#### Dataset rows:

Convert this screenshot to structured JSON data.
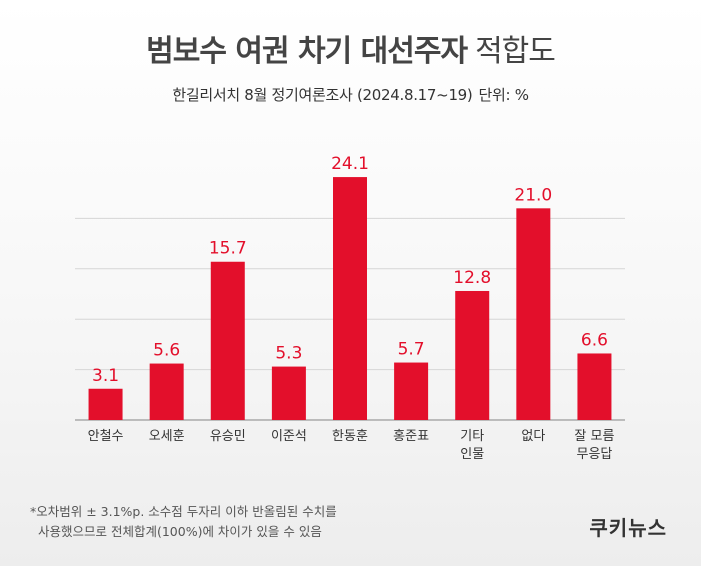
{
  "title": {
    "main": "범보수 여권 차기 대선주자",
    "suffix": "적합도"
  },
  "subtitle": {
    "source": "한길리서치 8월 정기여론조사 (2024.8.17~19)",
    "unit": "단위: %"
  },
  "chart_data": {
    "type": "bar",
    "categories": [
      "안철수",
      "오세훈",
      "유승민",
      "이준석",
      "한동훈",
      "홍준표",
      "기타\n인물",
      "없다",
      "잘 모름\n무응답"
    ],
    "values": [
      3.1,
      5.6,
      15.7,
      5.3,
      24.1,
      5.7,
      12.8,
      21.0,
      6.6
    ],
    "value_labels": [
      "3.1",
      "5.6",
      "15.7",
      "5.3",
      "24.1",
      "5.7",
      "12.8",
      "21.0",
      "6.6"
    ],
    "ylim": [
      0,
      25
    ],
    "grid": true,
    "bar_color": "#e30f2b",
    "label_color": "#e30f2b"
  },
  "footnote": {
    "line1": "*오차범위 ± 3.1%p. 소수점 두자리 이하 반올림된 수치를",
    "line2": "사용했으므로 전체합계(100%)에 차이가 있을 수 있음"
  },
  "logo": "쿠키뉴스"
}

#### Exercise goal:
Quote the preceding records in their entirety, excluding every picture.

#### Solution below:
Convert this screenshot to structured JSON data.
{
  "title": {
    "main": "범보수 여권 차기 대선주자",
    "suffix": "적합도"
  },
  "subtitle": {
    "source": "한길리서치 8월 정기여론조사 (2024.8.17~19)",
    "unit": "단위: %"
  },
  "chart_data": {
    "type": "bar",
    "categories": [
      "안철수",
      "오세훈",
      "유승민",
      "이준석",
      "한동훈",
      "홍준표",
      "기타\n인물",
      "없다",
      "잘 모름\n무응답"
    ],
    "values": [
      3.1,
      5.6,
      15.7,
      5.3,
      24.1,
      5.7,
      12.8,
      21.0,
      6.6
    ],
    "value_labels": [
      "3.1",
      "5.6",
      "15.7",
      "5.3",
      "24.1",
      "5.7",
      "12.8",
      "21.0",
      "6.6"
    ],
    "ylim": [
      0,
      25
    ],
    "grid": true,
    "bar_color": "#e30f2b",
    "label_color": "#e30f2b"
  },
  "footnote": {
    "line1": "*오차범위 ± 3.1%p. 소수점 두자리 이하 반올림된 수치를",
    "line2": "사용했으므로 전체합계(100%)에 차이가 있을 수 있음"
  },
  "logo": "쿠키뉴스"
}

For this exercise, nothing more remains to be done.